[Stored entries]
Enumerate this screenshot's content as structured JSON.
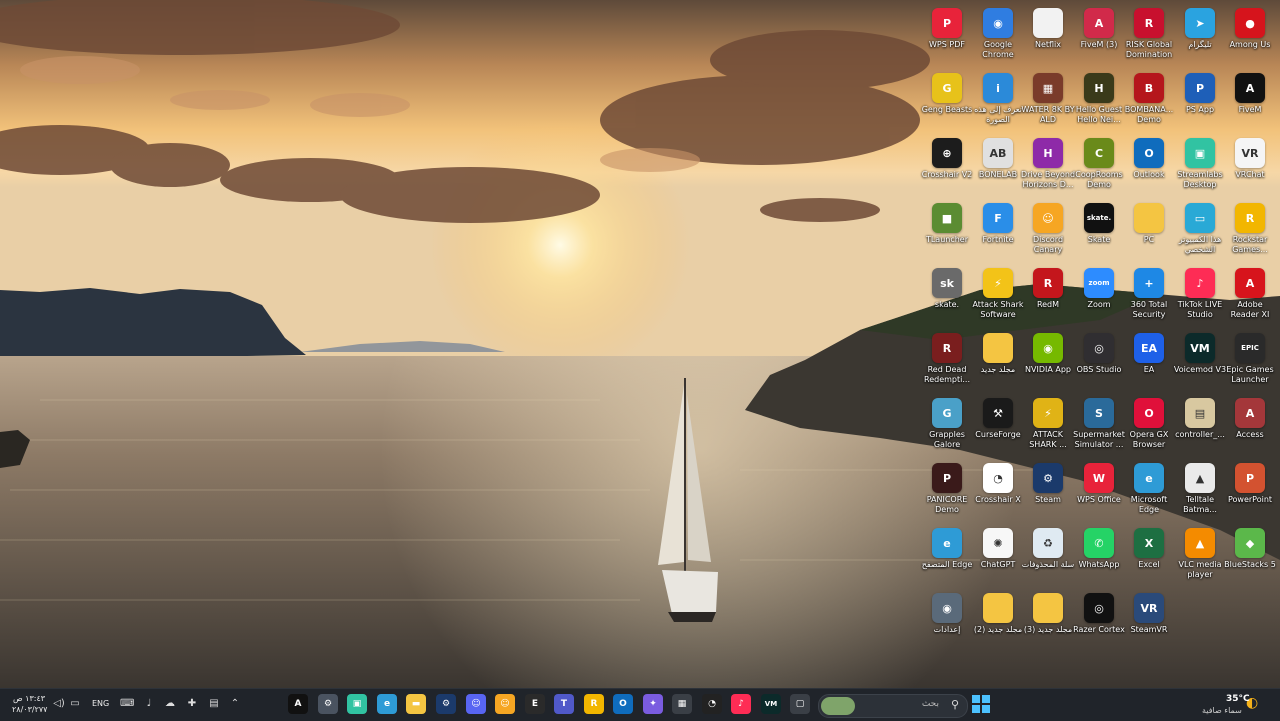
{
  "desktop": {
    "icons": [
      {
        "label": "WPS PDF",
        "icon": "wps-pdf-icon",
        "color": "#e8233a",
        "glyph": "P"
      },
      {
        "label": "Google Chrome",
        "icon": "chrome-icon",
        "color": "#2f7de1",
        "glyph": "◉"
      },
      {
        "label": "Netflix",
        "icon": "file-icon",
        "color": "#f2f2f2",
        "glyph": ""
      },
      {
        "label": "FiveM (3)",
        "icon": "fivem-icon",
        "color": "#d12a4a",
        "glyph": "A"
      },
      {
        "label": "RISK Global Domination",
        "icon": "risk-icon",
        "color": "#c8102e",
        "glyph": "R"
      },
      {
        "label": "تلیگرام",
        "icon": "telegram-icon",
        "color": "#2aa3e0",
        "glyph": "➤"
      },
      {
        "label": "Among Us",
        "icon": "among-us-icon",
        "color": "#d6141c",
        "glyph": "●"
      },
      {
        "label": "Geng Beasts",
        "icon": "gang-beasts-icon",
        "color": "#e7c21a",
        "glyph": "G"
      },
      {
        "label": "تعرف إلى هذه الصورة",
        "icon": "info-icon",
        "color": "#2b8ad9",
        "glyph": "i"
      },
      {
        "label": "WATER 8K BY ALD",
        "icon": "water-icon",
        "color": "#7a3b2a",
        "glyph": "▦"
      },
      {
        "label": "Hello Guest Hello Nei...",
        "icon": "hello-guest-icon",
        "color": "#3a3a1a",
        "glyph": "H"
      },
      {
        "label": "BOMBANA... Demo",
        "icon": "bombana-icon",
        "color": "#b5161c",
        "glyph": "B"
      },
      {
        "label": "PS App",
        "icon": "playstation-icon",
        "color": "#1e5fb8",
        "glyph": "P"
      },
      {
        "label": "FiveM",
        "icon": "fivem-icon",
        "color": "#111111",
        "glyph": "A"
      },
      {
        "label": "Crosshair V2",
        "icon": "crosshair-icon",
        "color": "#1c1c1c",
        "glyph": "⊕"
      },
      {
        "label": "BONELAB",
        "icon": "bonelab-icon",
        "color": "#e0e0e0",
        "glyph": "AB"
      },
      {
        "label": "Drive Beyond Horizons D...",
        "icon": "drive-icon",
        "color": "#8e2aa8",
        "glyph": "H"
      },
      {
        "label": "CoopRooms Demo",
        "icon": "cooprooms-icon",
        "color": "#6a8a1a",
        "glyph": "C"
      },
      {
        "label": "Outlook",
        "icon": "outlook-icon",
        "color": "#0f6cbd",
        "glyph": "O"
      },
      {
        "label": "Streamlabs Desktop",
        "icon": "streamlabs-icon",
        "color": "#31c3a2",
        "glyph": "▣"
      },
      {
        "label": "VRChat",
        "icon": "vrchat-icon",
        "color": "#f5f5f5",
        "glyph": "VR"
      },
      {
        "label": "TLauncher",
        "icon": "minecraft-icon",
        "color": "#5b8c32",
        "glyph": "■"
      },
      {
        "label": "Fortnite",
        "icon": "fortnite-icon",
        "color": "#2a8ee8",
        "glyph": "F"
      },
      {
        "label": "Discord Canary",
        "icon": "discord-icon",
        "color": "#f6a623",
        "glyph": "☺"
      },
      {
        "label": "Skate",
        "icon": "skate-icon",
        "color": "#111111",
        "glyph": "skate."
      },
      {
        "label": "PC",
        "icon": "folder-icon",
        "color": "#f4c542",
        "glyph": ""
      },
      {
        "label": "هذا الكمبيوتر الشخصي",
        "icon": "monitor-icon",
        "color": "#29a9d6",
        "glyph": "▭"
      },
      {
        "label": "Rockstar Games...",
        "icon": "rockstar-icon",
        "color": "#f2b600",
        "glyph": "R"
      },
      {
        "label": "skate.",
        "icon": "skate-game-icon",
        "color": "#6a6a6a",
        "glyph": "sk"
      },
      {
        "label": "Attack Shark Software",
        "icon": "attack-shark-icon",
        "color": "#f3c318",
        "glyph": "⚡"
      },
      {
        "label": "RedM",
        "icon": "redm-icon",
        "color": "#c4161c",
        "glyph": "R"
      },
      {
        "label": "Zoom",
        "icon": "zoom-icon",
        "color": "#2d8cff",
        "glyph": "zoom"
      },
      {
        "label": "360 Total Security",
        "icon": "security-icon",
        "color": "#1e88e5",
        "glyph": "+"
      },
      {
        "label": "TikTok LIVE Studio",
        "icon": "tiktok-icon",
        "color": "#fe2c55",
        "glyph": "♪"
      },
      {
        "label": "Adobe Reader XI",
        "icon": "adobe-icon",
        "color": "#d7141c",
        "glyph": "A"
      },
      {
        "label": "Red Dead Redempti...",
        "icon": "rdr-icon",
        "color": "#7a1e1e",
        "glyph": "R"
      },
      {
        "label": "مجلد جديد",
        "icon": "folder-icon",
        "color": "#f4c542",
        "glyph": ""
      },
      {
        "label": "NVIDIA App",
        "icon": "nvidia-icon",
        "color": "#76b900",
        "glyph": "◉"
      },
      {
        "label": "OBS Studio",
        "icon": "obs-icon",
        "color": "#302e31",
        "glyph": "◎"
      },
      {
        "label": "EA",
        "icon": "ea-icon",
        "color": "#1e60e8",
        "glyph": "EA"
      },
      {
        "label": "Voicemod V3",
        "icon": "voicemod-icon",
        "color": "#0c2a2a",
        "glyph": "VM"
      },
      {
        "label": "Epic Games Launcher",
        "icon": "epic-icon",
        "color": "#2a2a2a",
        "glyph": "EPIC"
      },
      {
        "label": "Grapples Galore",
        "icon": "grapples-icon",
        "color": "#4aa0c8",
        "glyph": "G"
      },
      {
        "label": "CurseForge",
        "icon": "curseforge-icon",
        "color": "#1a1a1a",
        "glyph": "⚒"
      },
      {
        "label": "ATTACK SHARK ...",
        "icon": "attack-shark-icon",
        "color": "#e0b316",
        "glyph": "⚡"
      },
      {
        "label": "Supermarket Simulator ...",
        "icon": "supermarket-icon",
        "color": "#2a6a9a",
        "glyph": "S"
      },
      {
        "label": "Opera GX Browser",
        "icon": "opera-icon",
        "color": "#e0103a",
        "glyph": "O"
      },
      {
        "label": "controller_...",
        "icon": "controller-icon",
        "color": "#d8c8a0",
        "glyph": "▤"
      },
      {
        "label": "Access",
        "icon": "access-icon",
        "color": "#a4373a",
        "glyph": "A"
      },
      {
        "label": "PANICORE Demo",
        "icon": "panicore-icon",
        "color": "#3a1a1a",
        "glyph": "P"
      },
      {
        "label": "Crosshair X",
        "icon": "crosshair-x-icon",
        "color": "#ffffff",
        "glyph": "◔"
      },
      {
        "label": "Steam",
        "icon": "steam-icon",
        "color": "#1b3a6b",
        "glyph": "⚙"
      },
      {
        "label": "WPS Office",
        "icon": "wps-office-icon",
        "color": "#e8233a",
        "glyph": "W"
      },
      {
        "label": "Microsoft Edge",
        "icon": "edge-icon",
        "color": "#2e9bd6",
        "glyph": "e"
      },
      {
        "label": "Telltale Batma...",
        "icon": "batman-icon",
        "color": "#eaeaea",
        "glyph": "▲"
      },
      {
        "label": "PowerPoint",
        "icon": "powerpoint-icon",
        "color": "#d35230",
        "glyph": "P"
      },
      {
        "label": "المتصفح Edge",
        "icon": "edge-icon",
        "color": "#2e9bd6",
        "glyph": "e"
      },
      {
        "label": "ChatGPT",
        "icon": "chatgpt-icon",
        "color": "#f7f7f7",
        "glyph": "✺"
      },
      {
        "label": "سلة المحذوفات",
        "icon": "recycle-bin-icon",
        "color": "#dfeaf2",
        "glyph": "♻"
      },
      {
        "label": "WhatsApp",
        "icon": "whatsapp-icon",
        "color": "#25d366",
        "glyph": "✆"
      },
      {
        "label": "Excel",
        "icon": "excel-icon",
        "color": "#1d6f42",
        "glyph": "X"
      },
      {
        "label": "VLC media player",
        "icon": "vlc-icon",
        "color": "#f48b00",
        "glyph": "▲"
      },
      {
        "label": "BlueStacks 5",
        "icon": "bluestacks-icon",
        "color": "#5bb84a",
        "glyph": "◆"
      },
      {
        "label": "إعدادات",
        "icon": "settings-icon",
        "color": "#5a6a7a",
        "glyph": "◉"
      },
      {
        "label": "مجلد جديد (2)",
        "icon": "folder-icon",
        "color": "#f4c542",
        "glyph": ""
      },
      {
        "label": "مجلد جديد (3)",
        "icon": "folder-icon",
        "color": "#f4c542",
        "glyph": ""
      },
      {
        "label": "Razer Cortex",
        "icon": "razer-icon",
        "color": "#111111",
        "glyph": "◎"
      },
      {
        "label": "SteamVR",
        "icon": "steamvr-icon",
        "color": "#2a4a7a",
        "glyph": "VR"
      }
    ]
  },
  "taskbar": {
    "weather_temp": "35°C",
    "weather_desc": "سماء صافية",
    "search_placeholder": "بحث",
    "language": "ENG",
    "clock_time": "١٣:٤٣ ص",
    "clock_date": "٢٨/٠٣/٢٧٧",
    "pinned": [
      {
        "icon": "fivem-icon",
        "color": "#111",
        "glyph": "A"
      },
      {
        "icon": "settings-gear-icon",
        "color": "#4a5360",
        "glyph": "⚙"
      },
      {
        "icon": "streamlabs-icon",
        "color": "#31c3a2",
        "glyph": "▣"
      },
      {
        "icon": "edge-icon",
        "color": "#2e9bd6",
        "glyph": "e"
      },
      {
        "icon": "file-explorer-icon",
        "color": "#f4c542",
        "glyph": "▬"
      },
      {
        "icon": "steam-icon",
        "color": "#1b3a6b",
        "glyph": "⚙"
      },
      {
        "icon": "discord-icon",
        "color": "#5865f2",
        "glyph": "☺"
      },
      {
        "icon": "discord-canary-icon",
        "color": "#f6a623",
        "glyph": "☺"
      },
      {
        "icon": "epic-icon",
        "color": "#2a2a2a",
        "glyph": "E"
      },
      {
        "icon": "teams-icon",
        "color": "#5059c9",
        "glyph": "T"
      },
      {
        "icon": "rockstar-icon",
        "color": "#f2b600",
        "glyph": "R"
      },
      {
        "icon": "outlook-icon",
        "color": "#0f6cbd",
        "glyph": "O"
      },
      {
        "icon": "copilot-icon",
        "color": "#7a5ce0",
        "glyph": "✦"
      },
      {
        "icon": "calendar-icon",
        "color": "#3a3f46",
        "glyph": "▦"
      },
      {
        "icon": "crosshair-x-icon",
        "color": "#222",
        "glyph": "◔"
      },
      {
        "icon": "tiktok-icon",
        "color": "#fe2c55",
        "glyph": "♪"
      },
      {
        "icon": "voicemod-icon",
        "color": "#0c2a2a",
        "glyph": "VM"
      },
      {
        "icon": "task-view-icon",
        "color": "#3a3f46",
        "glyph": "▢"
      }
    ]
  }
}
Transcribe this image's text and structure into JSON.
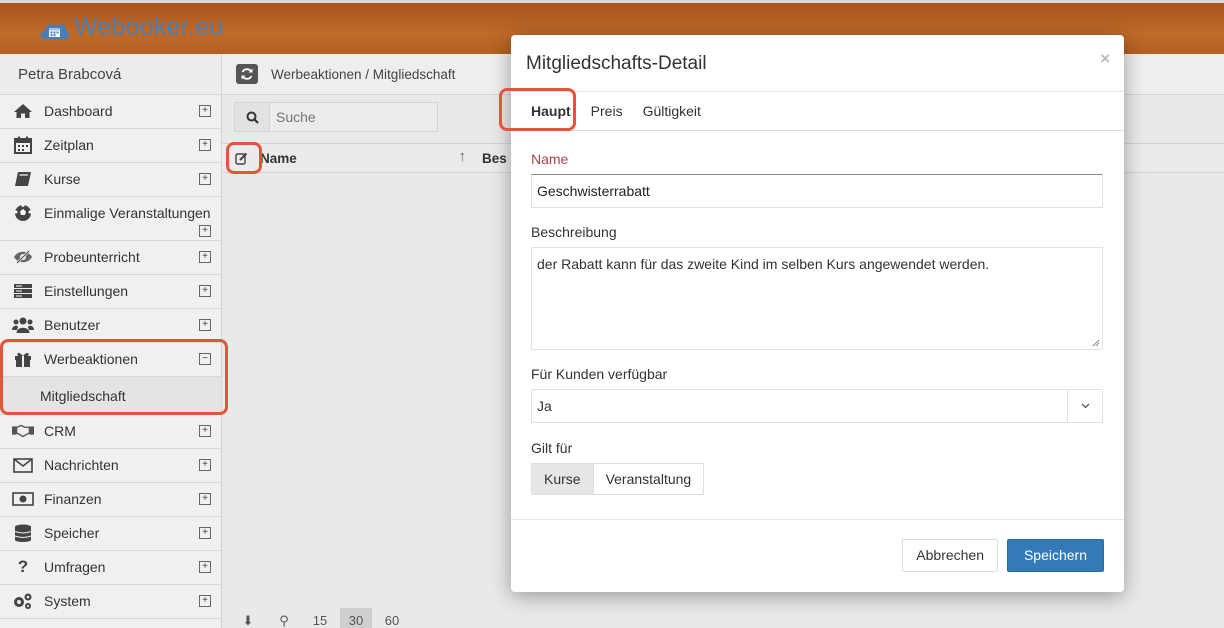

What is expected ▸
Pick out the lines above containing the word "Demo", then copy them.

Exercise solution ▸
        "label": "BOMBANA... Demo",
        "label": "CoopRooms Demo",
        "label": "PANICORE Demo",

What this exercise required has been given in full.